__Exercise aim__. Repeat everything in the material exactly.

(Dataset entries on figures)

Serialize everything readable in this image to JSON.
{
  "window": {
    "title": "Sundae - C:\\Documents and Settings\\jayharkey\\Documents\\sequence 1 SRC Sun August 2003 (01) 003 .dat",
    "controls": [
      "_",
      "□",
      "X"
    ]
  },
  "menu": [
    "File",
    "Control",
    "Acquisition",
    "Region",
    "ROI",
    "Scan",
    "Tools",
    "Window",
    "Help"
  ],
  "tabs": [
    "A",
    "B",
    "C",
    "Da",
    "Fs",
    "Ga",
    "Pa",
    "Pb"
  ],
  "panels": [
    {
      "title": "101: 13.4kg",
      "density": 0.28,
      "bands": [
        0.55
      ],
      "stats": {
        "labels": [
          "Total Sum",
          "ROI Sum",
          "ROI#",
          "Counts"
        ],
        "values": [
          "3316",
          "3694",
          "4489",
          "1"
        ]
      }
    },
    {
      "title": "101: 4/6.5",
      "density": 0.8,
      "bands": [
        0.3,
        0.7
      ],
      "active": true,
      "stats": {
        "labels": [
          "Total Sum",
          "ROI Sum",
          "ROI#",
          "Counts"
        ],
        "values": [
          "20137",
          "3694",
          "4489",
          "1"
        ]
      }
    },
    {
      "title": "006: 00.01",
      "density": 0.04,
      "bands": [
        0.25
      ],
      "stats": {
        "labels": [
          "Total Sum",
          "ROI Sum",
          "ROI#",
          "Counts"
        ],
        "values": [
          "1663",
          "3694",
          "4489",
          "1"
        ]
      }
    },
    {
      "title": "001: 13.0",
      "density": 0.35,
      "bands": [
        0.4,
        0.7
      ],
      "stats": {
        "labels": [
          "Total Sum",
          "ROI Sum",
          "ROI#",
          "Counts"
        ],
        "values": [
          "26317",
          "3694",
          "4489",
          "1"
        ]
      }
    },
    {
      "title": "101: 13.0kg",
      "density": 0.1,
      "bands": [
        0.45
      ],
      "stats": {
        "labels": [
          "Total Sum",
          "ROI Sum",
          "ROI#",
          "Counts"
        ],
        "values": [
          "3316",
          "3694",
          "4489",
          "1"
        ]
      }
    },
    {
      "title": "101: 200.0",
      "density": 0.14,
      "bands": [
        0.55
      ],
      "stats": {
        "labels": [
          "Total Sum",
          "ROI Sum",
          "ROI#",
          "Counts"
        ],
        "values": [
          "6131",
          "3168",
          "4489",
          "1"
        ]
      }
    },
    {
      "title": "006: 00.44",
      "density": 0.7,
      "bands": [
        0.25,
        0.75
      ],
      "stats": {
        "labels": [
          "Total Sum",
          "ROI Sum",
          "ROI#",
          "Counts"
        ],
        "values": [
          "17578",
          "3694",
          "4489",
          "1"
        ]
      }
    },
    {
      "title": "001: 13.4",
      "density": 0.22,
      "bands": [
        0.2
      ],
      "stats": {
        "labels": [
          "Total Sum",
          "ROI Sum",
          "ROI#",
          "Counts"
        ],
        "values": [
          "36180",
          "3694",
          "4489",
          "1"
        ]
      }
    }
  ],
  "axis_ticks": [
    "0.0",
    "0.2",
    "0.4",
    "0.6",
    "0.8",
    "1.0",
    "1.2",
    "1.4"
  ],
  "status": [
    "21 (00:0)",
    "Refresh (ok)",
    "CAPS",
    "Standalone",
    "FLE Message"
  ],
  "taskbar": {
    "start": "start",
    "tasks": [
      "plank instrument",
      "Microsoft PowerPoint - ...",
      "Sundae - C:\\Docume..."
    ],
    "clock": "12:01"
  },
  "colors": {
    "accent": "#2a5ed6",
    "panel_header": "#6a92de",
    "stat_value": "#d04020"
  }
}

__Final result__.
Serialize everything readable in this image to JSON.
{
  "window": {
    "title": "Sundae - C:\\Documents and Settings\\jayharkey\\Documents\\sequence 1 SRC Sun August 2003 (01) 003 .dat",
    "controls": [
      "_",
      "□",
      "X"
    ]
  },
  "menu": [
    "File",
    "Control",
    "Acquisition",
    "Region",
    "ROI",
    "Scan",
    "Tools",
    "Window",
    "Help"
  ],
  "tabs": [
    "A",
    "B",
    "C",
    "Da",
    "Fs",
    "Ga",
    "Pa",
    "Pb"
  ],
  "panels": [
    {
      "title": "101: 13.4kg",
      "density": 0.28,
      "bands": [
        0.55
      ],
      "stats": {
        "labels": [
          "Total Sum",
          "ROI Sum",
          "ROI#",
          "Counts"
        ],
        "values": [
          "3316",
          "3694",
          "4489",
          "1"
        ]
      }
    },
    {
      "title": "101: 4/6.5",
      "density": 0.8,
      "bands": [
        0.3,
        0.7
      ],
      "active": true,
      "stats": {
        "labels": [
          "Total Sum",
          "ROI Sum",
          "ROI#",
          "Counts"
        ],
        "values": [
          "20137",
          "3694",
          "4489",
          "1"
        ]
      }
    },
    {
      "title": "006: 00.01",
      "density": 0.04,
      "bands": [
        0.25
      ],
      "stats": {
        "labels": [
          "Total Sum",
          "ROI Sum",
          "ROI#",
          "Counts"
        ],
        "values": [
          "1663",
          "3694",
          "4489",
          "1"
        ]
      }
    },
    {
      "title": "001: 13.0",
      "density": 0.35,
      "bands": [
        0.4,
        0.7
      ],
      "stats": {
        "labels": [
          "Total Sum",
          "ROI Sum",
          "ROI#",
          "Counts"
        ],
        "values": [
          "26317",
          "3694",
          "4489",
          "1"
        ]
      }
    },
    {
      "title": "101: 13.0kg",
      "density": 0.1,
      "bands": [
        0.45
      ],
      "stats": {
        "labels": [
          "Total Sum",
          "ROI Sum",
          "ROI#",
          "Counts"
        ],
        "values": [
          "3316",
          "3694",
          "4489",
          "1"
        ]
      }
    },
    {
      "title": "101: 200.0",
      "density": 0.14,
      "bands": [
        0.55
      ],
      "stats": {
        "labels": [
          "Total Sum",
          "ROI Sum",
          "ROI#",
          "Counts"
        ],
        "values": [
          "6131",
          "3168",
          "4489",
          "1"
        ]
      }
    },
    {
      "title": "006: 00.44",
      "density": 0.7,
      "bands": [
        0.25,
        0.75
      ],
      "stats": {
        "labels": [
          "Total Sum",
          "ROI Sum",
          "ROI#",
          "Counts"
        ],
        "values": [
          "17578",
          "3694",
          "4489",
          "1"
        ]
      }
    },
    {
      "title": "001: 13.4",
      "density": 0.22,
      "bands": [
        0.2
      ],
      "stats": {
        "labels": [
          "Total Sum",
          "ROI Sum",
          "ROI#",
          "Counts"
        ],
        "values": [
          "36180",
          "3694",
          "4489",
          "1"
        ]
      }
    }
  ],
  "axis_ticks": [
    "0.0",
    "0.2",
    "0.4",
    "0.6",
    "0.8",
    "1.0",
    "1.2",
    "1.4"
  ],
  "status": [
    "21 (00:0)",
    "Refresh (ok)",
    "CAPS",
    "Standalone",
    "FLE Message"
  ],
  "taskbar": {
    "start": "start",
    "tasks": [
      "plank instrument",
      "Microsoft PowerPoint - ...",
      "Sundae - C:\\Docume..."
    ],
    "clock": "12:01"
  },
  "colors": {
    "accent": "#2a5ed6",
    "panel_header": "#6a92de",
    "stat_value": "#d04020"
  }
}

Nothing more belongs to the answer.